Retype the listing that follows, word for word.

[START Extracted entries]

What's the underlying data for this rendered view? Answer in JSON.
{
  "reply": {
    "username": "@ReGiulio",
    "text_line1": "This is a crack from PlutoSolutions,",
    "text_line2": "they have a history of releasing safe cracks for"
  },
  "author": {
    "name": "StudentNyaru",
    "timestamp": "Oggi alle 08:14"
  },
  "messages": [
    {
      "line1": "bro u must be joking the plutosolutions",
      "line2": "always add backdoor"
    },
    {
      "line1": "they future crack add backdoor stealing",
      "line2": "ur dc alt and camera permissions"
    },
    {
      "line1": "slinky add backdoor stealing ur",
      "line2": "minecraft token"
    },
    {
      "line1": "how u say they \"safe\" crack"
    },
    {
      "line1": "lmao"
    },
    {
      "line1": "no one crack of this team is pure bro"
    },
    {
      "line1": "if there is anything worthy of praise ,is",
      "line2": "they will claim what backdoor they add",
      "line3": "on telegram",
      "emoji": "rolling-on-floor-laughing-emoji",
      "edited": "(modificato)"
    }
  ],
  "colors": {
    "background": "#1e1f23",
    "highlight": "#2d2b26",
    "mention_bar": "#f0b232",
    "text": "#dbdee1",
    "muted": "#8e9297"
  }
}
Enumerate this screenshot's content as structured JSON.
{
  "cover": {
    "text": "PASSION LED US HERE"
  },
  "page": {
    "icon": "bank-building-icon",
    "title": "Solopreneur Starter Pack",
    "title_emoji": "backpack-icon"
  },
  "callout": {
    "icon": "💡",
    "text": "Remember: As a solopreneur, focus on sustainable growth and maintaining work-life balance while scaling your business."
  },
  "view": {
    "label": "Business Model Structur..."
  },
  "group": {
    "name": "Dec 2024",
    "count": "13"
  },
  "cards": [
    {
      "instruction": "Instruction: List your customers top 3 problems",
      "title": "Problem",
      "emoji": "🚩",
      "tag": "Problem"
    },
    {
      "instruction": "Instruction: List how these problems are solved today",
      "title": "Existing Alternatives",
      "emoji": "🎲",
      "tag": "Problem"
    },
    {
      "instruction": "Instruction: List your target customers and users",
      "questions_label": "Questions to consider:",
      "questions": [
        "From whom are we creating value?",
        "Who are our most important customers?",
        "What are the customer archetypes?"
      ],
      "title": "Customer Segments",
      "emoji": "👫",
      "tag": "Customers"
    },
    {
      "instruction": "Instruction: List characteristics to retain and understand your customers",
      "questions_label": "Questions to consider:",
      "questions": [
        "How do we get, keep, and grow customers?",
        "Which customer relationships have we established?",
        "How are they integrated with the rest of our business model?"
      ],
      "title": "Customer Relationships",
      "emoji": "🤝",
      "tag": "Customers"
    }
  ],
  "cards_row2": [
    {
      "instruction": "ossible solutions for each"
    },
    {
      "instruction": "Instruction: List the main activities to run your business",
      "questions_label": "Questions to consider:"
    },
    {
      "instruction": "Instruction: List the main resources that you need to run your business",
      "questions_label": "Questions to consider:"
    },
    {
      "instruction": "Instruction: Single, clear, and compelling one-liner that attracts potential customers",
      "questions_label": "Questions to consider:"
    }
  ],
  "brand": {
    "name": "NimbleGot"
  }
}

[END Extracted entries]

- **Answer**
What's the underlying data for this rendered view? Answer in JSON.
{
  "reply": {
    "username": "@ReGiulio",
    "text_line1": "This is a crack from PlutoSolutions,",
    "text_line2": "they have a history of releasing safe cracks for"
  },
  "author": {
    "name": "StudentNyaru",
    "timestamp": "Oggi alle 08:14"
  },
  "messages": [
    {
      "line1": "bro u must be joking the plutosolutions",
      "line2": "always add backdoor"
    },
    {
      "line1": "they future crack add backdoor stealing",
      "line2": "ur dc alt and camera permissions"
    },
    {
      "line1": "slinky add backdoor stealing ur",
      "line2": "minecraft token"
    },
    {
      "line1": "how u say they \"safe\" crack"
    },
    {
      "line1": "lmao"
    },
    {
      "line1": "no one crack of this team is pure bro"
    },
    {
      "line1": "if there is anything worthy of praise ,is",
      "line2": "they will claim what backdoor they add",
      "line3": "on telegram",
      "emoji": "rolling-on-floor-laughing-emoji",
      "edited": "(modificato)"
    }
  ],
  "colors": {
    "background": "#1e1f23",
    "highlight": "#2d2b26",
    "mention_bar": "#f0b232",
    "text": "#dbdee1",
    "muted": "#8e9297"
  }
}
Enumerate this screenshot's content as structured JSON.
{
  "cover": {
    "text": "PASSION LED US HERE"
  },
  "page": {
    "icon": "bank-building-icon",
    "title": "Solopreneur Starter Pack",
    "title_emoji": "backpack-icon"
  },
  "callout": {
    "icon": "💡",
    "text": "Remember: As a solopreneur, focus on sustainable growth and maintaining work-life balance while scaling your business."
  },
  "view": {
    "label": "Business Model Structur..."
  },
  "group": {
    "name": "Dec 2024",
    "count": "13"
  },
  "cards": [
    {
      "instruction": "Instruction: List your customers top 3 problems",
      "title": "Problem",
      "emoji": "🚩",
      "tag": "Problem"
    },
    {
      "instruction": "Instruction: List how these problems are solved today",
      "title": "Existing Alternatives",
      "emoji": "🎲",
      "tag": "Problem"
    },
    {
      "instruction": "Instruction: List your target customers and users",
      "questions_label": "Questions to consider:",
      "questions": [
        "From whom are we creating value?",
        "Who are our most important customers?",
        "What are the customer archetypes?"
      ],
      "title": "Customer Segments",
      "emoji": "👫",
      "tag": "Customers"
    },
    {
      "instruction": "Instruction: List characteristics to retain and understand your customers",
      "questions_label": "Questions to consider:",
      "questions": [
        "How do we get, keep, and grow customers?",
        "Which customer relationships have we established?",
        "How are they integrated with the rest of our business model?"
      ],
      "title": "Customer Relationships",
      "emoji": "🤝",
      "tag": "Customers"
    }
  ],
  "cards_row2": [
    {
      "instruction": "ossible solutions for each"
    },
    {
      "instruction": "Instruction: List the main activities to run your business",
      "questions_label": "Questions to consider:"
    },
    {
      "instruction": "Instruction: List the main resources that you need to run your business",
      "questions_label": "Questions to consider:"
    },
    {
      "instruction": "Instruction: Single, clear, and compelling one-liner that attracts potential customers",
      "questions_label": "Questions to consider:"
    }
  ],
  "brand": {
    "name": "NimbleGot"
  }
}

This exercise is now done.